**Exercise:** Which lines hold the string "OCUPAÇÃO"? Copy every one of them.

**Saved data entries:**
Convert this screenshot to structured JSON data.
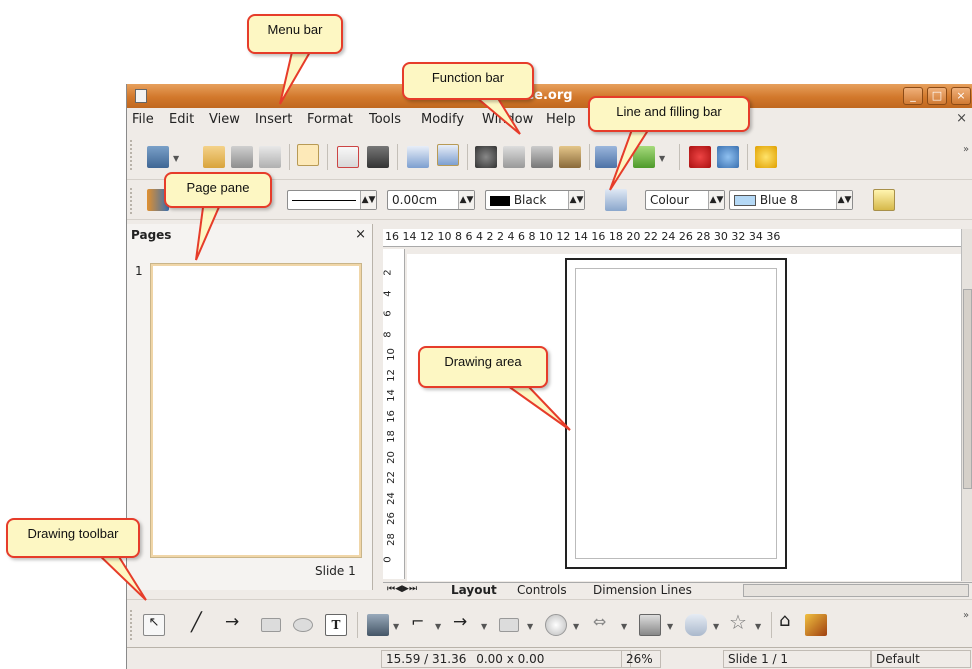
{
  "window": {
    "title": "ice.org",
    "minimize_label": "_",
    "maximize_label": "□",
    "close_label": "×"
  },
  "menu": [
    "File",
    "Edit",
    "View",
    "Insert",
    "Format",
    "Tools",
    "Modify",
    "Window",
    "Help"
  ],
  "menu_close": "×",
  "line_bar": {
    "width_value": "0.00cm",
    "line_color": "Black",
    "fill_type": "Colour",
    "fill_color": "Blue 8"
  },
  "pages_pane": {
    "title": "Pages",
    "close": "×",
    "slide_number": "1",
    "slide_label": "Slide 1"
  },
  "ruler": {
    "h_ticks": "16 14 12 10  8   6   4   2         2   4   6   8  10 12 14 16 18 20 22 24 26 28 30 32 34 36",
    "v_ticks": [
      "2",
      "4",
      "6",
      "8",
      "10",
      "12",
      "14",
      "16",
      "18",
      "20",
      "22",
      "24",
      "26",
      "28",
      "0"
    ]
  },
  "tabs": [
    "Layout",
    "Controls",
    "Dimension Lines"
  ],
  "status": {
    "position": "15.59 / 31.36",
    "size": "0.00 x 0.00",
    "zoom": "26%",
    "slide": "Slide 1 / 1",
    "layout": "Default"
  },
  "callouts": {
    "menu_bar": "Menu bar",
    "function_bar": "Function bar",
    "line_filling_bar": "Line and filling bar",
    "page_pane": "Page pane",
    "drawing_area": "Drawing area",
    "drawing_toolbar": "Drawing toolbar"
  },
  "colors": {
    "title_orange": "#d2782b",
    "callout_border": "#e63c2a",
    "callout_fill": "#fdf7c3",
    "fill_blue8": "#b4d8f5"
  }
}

---

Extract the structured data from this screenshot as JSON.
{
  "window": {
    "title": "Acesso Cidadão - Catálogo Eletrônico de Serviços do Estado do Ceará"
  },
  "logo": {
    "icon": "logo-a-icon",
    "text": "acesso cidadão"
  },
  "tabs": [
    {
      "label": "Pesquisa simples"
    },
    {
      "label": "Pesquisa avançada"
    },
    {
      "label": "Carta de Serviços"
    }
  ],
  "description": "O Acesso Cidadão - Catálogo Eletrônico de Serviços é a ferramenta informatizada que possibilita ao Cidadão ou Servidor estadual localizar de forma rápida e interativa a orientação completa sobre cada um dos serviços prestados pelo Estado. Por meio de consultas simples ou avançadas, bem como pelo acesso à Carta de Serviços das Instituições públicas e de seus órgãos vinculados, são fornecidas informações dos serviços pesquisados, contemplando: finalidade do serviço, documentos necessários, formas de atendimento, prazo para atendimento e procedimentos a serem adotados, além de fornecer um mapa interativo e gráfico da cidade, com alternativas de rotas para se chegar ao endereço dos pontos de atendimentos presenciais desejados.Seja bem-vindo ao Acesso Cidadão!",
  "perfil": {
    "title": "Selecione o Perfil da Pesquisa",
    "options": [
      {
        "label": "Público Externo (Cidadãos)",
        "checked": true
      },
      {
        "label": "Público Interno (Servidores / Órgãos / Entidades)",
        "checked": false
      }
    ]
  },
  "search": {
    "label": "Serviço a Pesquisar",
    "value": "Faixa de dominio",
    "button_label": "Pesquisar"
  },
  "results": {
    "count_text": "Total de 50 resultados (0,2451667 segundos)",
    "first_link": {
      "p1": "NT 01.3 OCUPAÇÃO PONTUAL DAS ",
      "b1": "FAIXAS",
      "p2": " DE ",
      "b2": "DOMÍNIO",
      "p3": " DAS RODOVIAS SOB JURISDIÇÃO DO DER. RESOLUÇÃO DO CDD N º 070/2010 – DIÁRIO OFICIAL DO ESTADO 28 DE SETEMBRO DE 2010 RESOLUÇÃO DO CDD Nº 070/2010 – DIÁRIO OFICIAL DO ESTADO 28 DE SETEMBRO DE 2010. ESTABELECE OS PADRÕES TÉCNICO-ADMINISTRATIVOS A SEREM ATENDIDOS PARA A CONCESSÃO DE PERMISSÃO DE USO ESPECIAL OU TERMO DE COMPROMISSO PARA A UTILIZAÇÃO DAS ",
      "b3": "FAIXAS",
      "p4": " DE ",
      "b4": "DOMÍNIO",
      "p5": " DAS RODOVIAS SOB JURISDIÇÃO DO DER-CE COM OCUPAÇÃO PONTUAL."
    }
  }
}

**The result:**
      "p1": "NT 01.3 OCUPAÇÃO PONTUAL DAS ",
      "p5": " DAS RODOVIAS SOB JURISDIÇÃO DO DER-CE COM OCUPAÇÃO PONTUAL."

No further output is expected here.